> [Task]:
Copy each line with the word "this" in it.
*-*-*
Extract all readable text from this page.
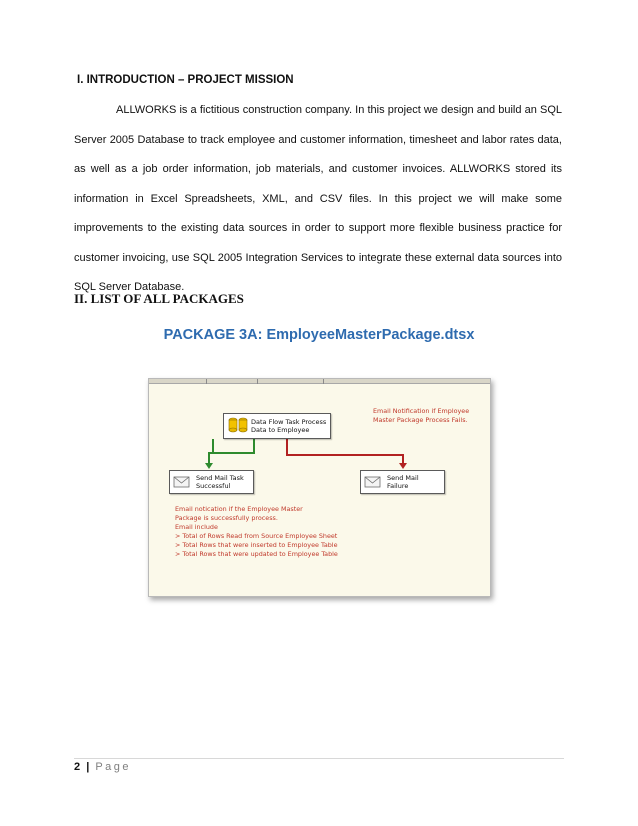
I. INTRODUCTION – PROJECT MISSION

ALLWORKS is a fictitious construction company. In this project we design and build an SQL Server 2005 Database to track employee and customer information, timesheet and labor rates data, as well as a job order information, job materials, and customer invoices. ALLWORKS stored its information in Excel Spreadsheets, XML, and CSV files. In this project we will make some improvements to the existing data sources in order to support more flexible business practice for customer invoicing, use SQL 2005 Integration Services to integrate these external data sources into SQL Server Database.

II. LIST OF ALL PACKAGES
PACKAGE 3A: EmployeeMasterPackage.dtsx
Data Flow Task Process
Data to Employee
Send Mail Task
Successful
Send Mail
Failure
Email Notification if Employee
Master Package Process Fails.
Email notication if the Employee Master
Package is successfully process.
Email include
> Total of Rows Read from Source Employee Sheet
> Total Rows that were inserted to Employee Table
> Total Rows that were updated to Employee Table
2 | Page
*-*-*
> [Final answer]:
Extract all readable text from this page.
ALLWORKS is a fictitious construction company. In this project we design and build an SQL Server 2005 Database to track employee and customer information, timesheet and labor rates data, as well as a job order information, job materials, and customer invoices. ALLWORKS stored its information in Excel Spreadsheets, XML, and CSV files. In this project we will make some improvements to the existing data sources in order to support more flexible business practice for customer invoicing, use SQL 2005 Integration Services to integrate these external data sources into SQL Server Database.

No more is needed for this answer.